What is needed
Quote every line below exactly as it reads.

Source data
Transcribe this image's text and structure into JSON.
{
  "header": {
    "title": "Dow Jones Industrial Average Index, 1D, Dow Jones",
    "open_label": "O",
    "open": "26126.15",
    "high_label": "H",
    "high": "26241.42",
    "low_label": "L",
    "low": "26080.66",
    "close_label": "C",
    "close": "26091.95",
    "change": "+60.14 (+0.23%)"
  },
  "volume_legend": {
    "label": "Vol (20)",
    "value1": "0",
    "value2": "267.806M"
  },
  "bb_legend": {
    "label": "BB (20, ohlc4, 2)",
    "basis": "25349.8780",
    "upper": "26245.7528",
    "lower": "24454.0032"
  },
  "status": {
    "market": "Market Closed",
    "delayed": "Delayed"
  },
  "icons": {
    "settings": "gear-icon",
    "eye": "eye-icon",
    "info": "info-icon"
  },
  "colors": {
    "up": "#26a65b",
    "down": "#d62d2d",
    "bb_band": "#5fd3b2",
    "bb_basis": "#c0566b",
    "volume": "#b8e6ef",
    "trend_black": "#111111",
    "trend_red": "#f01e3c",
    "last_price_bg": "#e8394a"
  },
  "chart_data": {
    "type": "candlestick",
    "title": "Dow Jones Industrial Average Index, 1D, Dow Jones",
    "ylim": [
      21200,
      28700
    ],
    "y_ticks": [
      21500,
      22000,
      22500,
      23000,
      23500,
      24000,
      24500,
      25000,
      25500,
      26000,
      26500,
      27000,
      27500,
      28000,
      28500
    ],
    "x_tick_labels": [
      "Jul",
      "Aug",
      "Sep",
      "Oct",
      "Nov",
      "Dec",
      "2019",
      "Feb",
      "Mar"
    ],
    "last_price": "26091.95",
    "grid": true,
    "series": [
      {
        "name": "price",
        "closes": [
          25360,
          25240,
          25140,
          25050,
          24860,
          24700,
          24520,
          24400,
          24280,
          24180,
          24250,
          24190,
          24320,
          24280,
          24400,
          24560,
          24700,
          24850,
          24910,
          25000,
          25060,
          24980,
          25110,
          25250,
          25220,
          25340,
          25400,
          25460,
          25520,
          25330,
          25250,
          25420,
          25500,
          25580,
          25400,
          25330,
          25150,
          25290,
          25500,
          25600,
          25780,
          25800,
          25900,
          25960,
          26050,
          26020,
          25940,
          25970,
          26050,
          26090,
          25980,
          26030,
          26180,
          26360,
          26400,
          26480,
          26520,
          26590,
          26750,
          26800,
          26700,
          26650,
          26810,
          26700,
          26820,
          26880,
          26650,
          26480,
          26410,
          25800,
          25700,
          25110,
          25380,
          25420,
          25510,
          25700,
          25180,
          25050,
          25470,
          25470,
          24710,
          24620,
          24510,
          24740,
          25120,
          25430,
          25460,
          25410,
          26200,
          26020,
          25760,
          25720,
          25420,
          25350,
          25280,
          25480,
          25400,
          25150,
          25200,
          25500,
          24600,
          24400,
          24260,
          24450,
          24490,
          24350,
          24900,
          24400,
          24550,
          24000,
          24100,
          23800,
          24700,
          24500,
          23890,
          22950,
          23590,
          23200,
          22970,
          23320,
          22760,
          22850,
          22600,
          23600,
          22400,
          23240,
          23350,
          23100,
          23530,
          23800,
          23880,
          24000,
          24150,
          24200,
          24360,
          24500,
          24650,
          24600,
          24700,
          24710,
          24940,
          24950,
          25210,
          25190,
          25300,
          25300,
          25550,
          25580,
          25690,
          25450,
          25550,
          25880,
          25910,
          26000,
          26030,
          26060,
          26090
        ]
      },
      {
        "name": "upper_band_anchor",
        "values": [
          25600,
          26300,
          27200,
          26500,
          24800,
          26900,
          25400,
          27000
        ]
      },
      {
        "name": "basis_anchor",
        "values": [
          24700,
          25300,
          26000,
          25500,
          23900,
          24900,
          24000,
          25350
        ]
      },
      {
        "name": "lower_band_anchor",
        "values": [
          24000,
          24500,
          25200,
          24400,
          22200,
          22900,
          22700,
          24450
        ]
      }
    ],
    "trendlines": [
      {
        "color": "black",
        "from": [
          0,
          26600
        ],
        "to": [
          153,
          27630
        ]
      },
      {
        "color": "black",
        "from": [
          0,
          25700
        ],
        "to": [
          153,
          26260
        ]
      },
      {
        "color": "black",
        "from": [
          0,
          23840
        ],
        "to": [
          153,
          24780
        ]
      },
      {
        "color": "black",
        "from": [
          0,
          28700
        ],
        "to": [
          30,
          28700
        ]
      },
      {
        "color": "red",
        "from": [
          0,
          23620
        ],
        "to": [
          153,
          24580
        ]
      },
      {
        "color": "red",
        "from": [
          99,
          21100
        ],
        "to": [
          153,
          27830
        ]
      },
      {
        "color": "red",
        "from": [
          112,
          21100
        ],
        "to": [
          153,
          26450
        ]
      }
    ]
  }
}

Written answer
Transcribe this image's text and structure into JSON.
{
  "header": {
    "title": "Dow Jones Industrial Average Index, 1D, Dow Jones",
    "open_label": "O",
    "open": "26126.15",
    "high_label": "H",
    "high": "26241.42",
    "low_label": "L",
    "low": "26080.66",
    "close_label": "C",
    "close": "26091.95",
    "change": "+60.14 (+0.23%)"
  },
  "volume_legend": {
    "label": "Vol (20)",
    "value1": "0",
    "value2": "267.806M"
  },
  "bb_legend": {
    "label": "BB (20, ohlc4, 2)",
    "basis": "25349.8780",
    "upper": "26245.7528",
    "lower": "24454.0032"
  },
  "status": {
    "market": "Market Closed",
    "delayed": "Delayed"
  },
  "icons": {
    "settings": "gear-icon",
    "eye": "eye-icon",
    "info": "info-icon"
  },
  "colors": {
    "up": "#26a65b",
    "down": "#d62d2d",
    "bb_band": "#5fd3b2",
    "bb_basis": "#c0566b",
    "volume": "#b8e6ef",
    "trend_black": "#111111",
    "trend_red": "#f01e3c",
    "last_price_bg": "#e8394a"
  },
  "chart_data": {
    "type": "candlestick",
    "title": "Dow Jones Industrial Average Index, 1D, Dow Jones",
    "ylim": [
      21200,
      28700
    ],
    "y_ticks": [
      21500,
      22000,
      22500,
      23000,
      23500,
      24000,
      24500,
      25000,
      25500,
      26000,
      26500,
      27000,
      27500,
      28000,
      28500
    ],
    "x_tick_labels": [
      "Jul",
      "Aug",
      "Sep",
      "Oct",
      "Nov",
      "Dec",
      "2019",
      "Feb",
      "Mar"
    ],
    "last_price": "26091.95",
    "grid": true,
    "series": [
      {
        "name": "price",
        "closes": [
          25360,
          25240,
          25140,
          25050,
          24860,
          24700,
          24520,
          24400,
          24280,
          24180,
          24250,
          24190,
          24320,
          24280,
          24400,
          24560,
          24700,
          24850,
          24910,
          25000,
          25060,
          24980,
          25110,
          25250,
          25220,
          25340,
          25400,
          25460,
          25520,
          25330,
          25250,
          25420,
          25500,
          25580,
          25400,
          25330,
          25150,
          25290,
          25500,
          25600,
          25780,
          25800,
          25900,
          25960,
          26050,
          26020,
          25940,
          25970,
          26050,
          26090,
          25980,
          26030,
          26180,
          26360,
          26400,
          26480,
          26520,
          26590,
          26750,
          26800,
          26700,
          26650,
          26810,
          26700,
          26820,
          26880,
          26650,
          26480,
          26410,
          25800,
          25700,
          25110,
          25380,
          25420,
          25510,
          25700,
          25180,
          25050,
          25470,
          25470,
          24710,
          24620,
          24510,
          24740,
          25120,
          25430,
          25460,
          25410,
          26200,
          26020,
          25760,
          25720,
          25420,
          25350,
          25280,
          25480,
          25400,
          25150,
          25200,
          25500,
          24600,
          24400,
          24260,
          24450,
          24490,
          24350,
          24900,
          24400,
          24550,
          24000,
          24100,
          23800,
          24700,
          24500,
          23890,
          22950,
          23590,
          23200,
          22970,
          23320,
          22760,
          22850,
          22600,
          23600,
          22400,
          23240,
          23350,
          23100,
          23530,
          23800,
          23880,
          24000,
          24150,
          24200,
          24360,
          24500,
          24650,
          24600,
          24700,
          24710,
          24940,
          24950,
          25210,
          25190,
          25300,
          25300,
          25550,
          25580,
          25690,
          25450,
          25550,
          25880,
          25910,
          26000,
          26030,
          26060,
          26090
        ]
      },
      {
        "name": "upper_band_anchor",
        "values": [
          25600,
          26300,
          27200,
          26500,
          24800,
          26900,
          25400,
          27000
        ]
      },
      {
        "name": "basis_anchor",
        "values": [
          24700,
          25300,
          26000,
          25500,
          23900,
          24900,
          24000,
          25350
        ]
      },
      {
        "name": "lower_band_anchor",
        "values": [
          24000,
          24500,
          25200,
          24400,
          22200,
          22900,
          22700,
          24450
        ]
      }
    ],
    "trendlines": [
      {
        "color": "black",
        "from": [
          0,
          26600
        ],
        "to": [
          153,
          27630
        ]
      },
      {
        "color": "black",
        "from": [
          0,
          25700
        ],
        "to": [
          153,
          26260
        ]
      },
      {
        "color": "black",
        "from": [
          0,
          23840
        ],
        "to": [
          153,
          24780
        ]
      },
      {
        "color": "black",
        "from": [
          0,
          28700
        ],
        "to": [
          30,
          28700
        ]
      },
      {
        "color": "red",
        "from": [
          0,
          23620
        ],
        "to": [
          153,
          24580
        ]
      },
      {
        "color": "red",
        "from": [
          99,
          21100
        ],
        "to": [
          153,
          27830
        ]
      },
      {
        "color": "red",
        "from": [
          112,
          21100
        ],
        "to": [
          153,
          26450
        ]
      }
    ]
  }
}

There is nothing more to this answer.